-- Stated goal --
Omit the pictures, then write out every entry exactly as it reads.

-- Records for the task --
##########

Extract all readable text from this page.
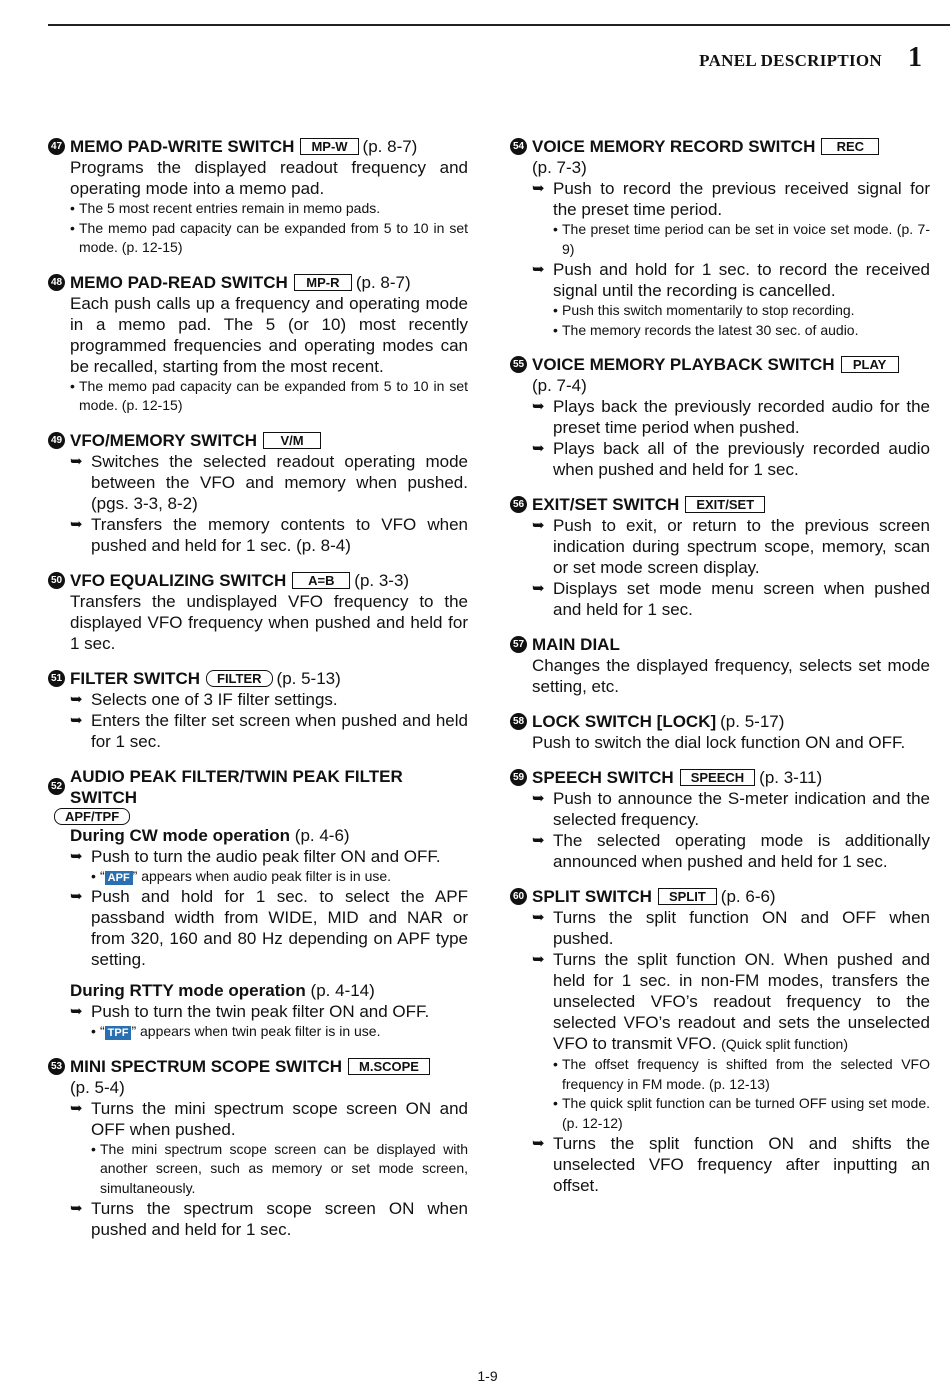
PANEL DESCRIPTION 1
47 MEMO PAD-WRITE SWITCH	MP-W (p. 8-7)

Programs the displayed readout frequency and operating mode into a memo pad.

• The 5 most recent entries remain in memo pads.
• The memo pad capacity can be expanded from 5 to 10 in set mode. (p. 12-15)
48 MEMO PAD-READ SWITCH	MP-R (p. 8-7)

Each push calls up a frequency and operating mode in a memo pad. The 5 (or 10) most recently programmed frequencies and operating modes can be recalled, starting from the most recent.

• The memo pad capacity can be expanded from 5 to 10 in set mode. (p. 12-15)
49 VFO/MEMORY SWITCH	V/M
➥ Switches the selected readout operating mode between the VFO and memory when pushed. (pgs. 3-3, 8-2)
➥ Transfers the memory contents to VFO when pushed and held for 1 sec. (p. 8-4)
50 VFO EQUALIZING SWITCH	A=B	(p. 3-3)

Transfers the undisplayed VFO frequency to the displayed VFO frequency when pushed and held for 1 sec.

51 FILTER SWITCH	FILTER (p. 5-13)
➥ Selects one of 3 IF filter settings.
➥ Enters the filter set screen when pushed and held for 1 sec.
52
AUDIO PEAK FILTER/TWIN PEAK FILTER SWITCH
APF/TPF

During CW mode operation (p. 4-6)

➥ Push to turn the audio peak filter ON and OFF.
• “ APF ” appears when audio peak filter is in use.
➥ Push and hold for 1 sec. to select the APF passband width from WIDE, MID and NAR or from 320, 160 and 80 Hz depending on APF type setting.

During RTTY mode operation (p. 4-14)

➥ Push to turn the twin peak filter ON and OFF.
• “ TPF ” appears when twin peak filter is in use.
53 MINI SPECTRUM SCOPE SWITCH	M.SCOPE

(p. 5-4)

➥ Turns the mini spectrum scope screen ON and OFF when pushed.
• The mini spectrum scope screen can be displayed with another screen, such as memory or set mode screen, simultaneously.
➥ Turns the spectrum scope screen ON when pushed and held for 1 sec.
54 VOICE MEMORY RECORD SWITCH	REC

(p. 7-3)

➥ Push to record the previous received signal for the preset time period.
• The preset time period can be set in voice set mode. (p. 7-9)
➥ Push and hold for 1 sec. to record the received signal until the recording is cancelled.
• Push this switch momentarily to stop recording.
• The memory records the latest 30 sec. of audio.
55 VOICE MEMORY PLAYBACK SWITCH	PLAY

(p. 7-4)

➥ Plays back the previously recorded audio for the preset time period when pushed.
➥ Plays back all of the previously recorded audio when pushed and held for 1 sec.
56 EXIT/SET SWITCH	EXIT/SET
➥ Push to exit, or return to the previous screen indication during spectrum scope, memory, scan or set mode screen display.
➥ Displays set mode menu screen when pushed and held for 1 sec.
57 MAIN DIAL

Changes the displayed frequency, selects set mode setting, etc.

58 LOCK SWITCH [LOCK] (p. 5-17)

Push to switch the dial lock function ON and OFF.

59 SPEECH SWITCH	SPEECH (p. 3-11)
➥ Push to announce the S-meter indication and the selected frequency.
➥ The selected operating mode is additionally announced when pushed and held for 1 sec.
60 SPLIT SWITCH	SPLIT (p. 6-6)
➥ Turns the split function ON and OFF when pushed.
➥ Turns the split function ON. When pushed and held for 1 sec. in non-FM modes, transfers the unselected VFO’s readout frequency to the selected VFO’s readout and sets the unselected VFO to transmit VFO. (Quick split function)
• The offset frequency is shifted from the selected VFO frequency in FM mode. (p. 12-13)
• The quick split function can be turned OFF using set mode. (p. 12-12)
➥ Turns the split function ON and shifts the unselected VFO frequency after inputting an offset.
1-9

##########

-- Expected answer --
Extract all readable text from this page.
PANEL DESCRIPTION 1
47 MEMO PAD-WRITE SWITCH	MP-W (p. 8-7)

Programs the displayed readout frequency and operating mode into a memo pad.

• The 5 most recent entries remain in memo pads.
• The memo pad capacity can be expanded from 5 to 10 in set mode. (p. 12-15)
48 MEMO PAD-READ SWITCH	MP-R (p. 8-7)

Each push calls up a frequency and operating mode in a memo pad. The 5 (or 10) most recently programmed frequencies and operating modes can be recalled, starting from the most recent.

• The memo pad capacity can be expanded from 5 to 10 in set mode. (p. 12-15)
49 VFO/MEMORY SWITCH	V/M
➥ Switches the selected readout operating mode between the VFO and memory when pushed. (pgs. 3-3, 8-2)
➥ Transfers the memory contents to VFO when pushed and held for 1 sec. (p. 8-4)
50 VFO EQUALIZING SWITCH	A=B	(p. 3-3)

Transfers the undisplayed VFO frequency to the displayed VFO frequency when pushed and held for 1 sec.

51 FILTER SWITCH	FILTER (p. 5-13)
➥ Selects one of 3 IF filter settings.
➥ Enters the filter set screen when pushed and held for 1 sec.
52
AUDIO PEAK FILTER/TWIN PEAK FILTER SWITCH
APF/TPF

During CW mode operation (p. 4-6)

➥ Push to turn the audio peak filter ON and OFF.
• “ APF ” appears when audio peak filter is in use.
➥ Push and hold for 1 sec. to select the APF passband width from WIDE, MID and NAR or from 320, 160 and 80 Hz depending on APF type setting.

During RTTY mode operation (p. 4-14)

➥ Push to turn the twin peak filter ON and OFF.
• “ TPF ” appears when twin peak filter is in use.
53 MINI SPECTRUM SCOPE SWITCH	M.SCOPE

(p. 5-4)

➥ Turns the mini spectrum scope screen ON and OFF when pushed.
• The mini spectrum scope screen can be displayed with another screen, such as memory or set mode screen, simultaneously.
➥ Turns the spectrum scope screen ON when pushed and held for 1 sec.
54 VOICE MEMORY RECORD SWITCH	REC

(p. 7-3)

➥ Push to record the previous received signal for the preset time period.
• The preset time period can be set in voice set mode. (p. 7-9)
➥ Push and hold for 1 sec. to record the received signal until the recording is cancelled.
• Push this switch momentarily to stop recording.
• The memory records the latest 30 sec. of audio.
55 VOICE MEMORY PLAYBACK SWITCH	PLAY

(p. 7-4)

➥ Plays back the previously recorded audio for the preset time period when pushed.
➥ Plays back all of the previously recorded audio when pushed and held for 1 sec.
56 EXIT/SET SWITCH	EXIT/SET
➥ Push to exit, or return to the previous screen indication during spectrum scope, memory, scan or set mode screen display.
➥ Displays set mode menu screen when pushed and held for 1 sec.
57 MAIN DIAL

Changes the displayed frequency, selects set mode setting, etc.

58 LOCK SWITCH [LOCK] (p. 5-17)

Push to switch the dial lock function ON and OFF.

59 SPEECH SWITCH	SPEECH (p. 3-11)
➥ Push to announce the S-meter indication and the selected frequency.
➥ The selected operating mode is additionally announced when pushed and held for 1 sec.
60 SPLIT SWITCH	SPLIT (p. 6-6)
➥ Turns the split function ON and OFF when pushed.
➥ Turns the split function ON. When pushed and held for 1 sec. in non-FM modes, transfers the unselected VFO’s readout frequency to the selected VFO’s readout and sets the unselected VFO to transmit VFO. (Quick split function)
• The offset frequency is shifted from the selected VFO frequency in FM mode. (p. 12-13)
• The quick split function can be turned OFF using set mode. (p. 12-12)
➥ Turns the split function ON and shifts the unselected VFO frequency after inputting an offset.
1-9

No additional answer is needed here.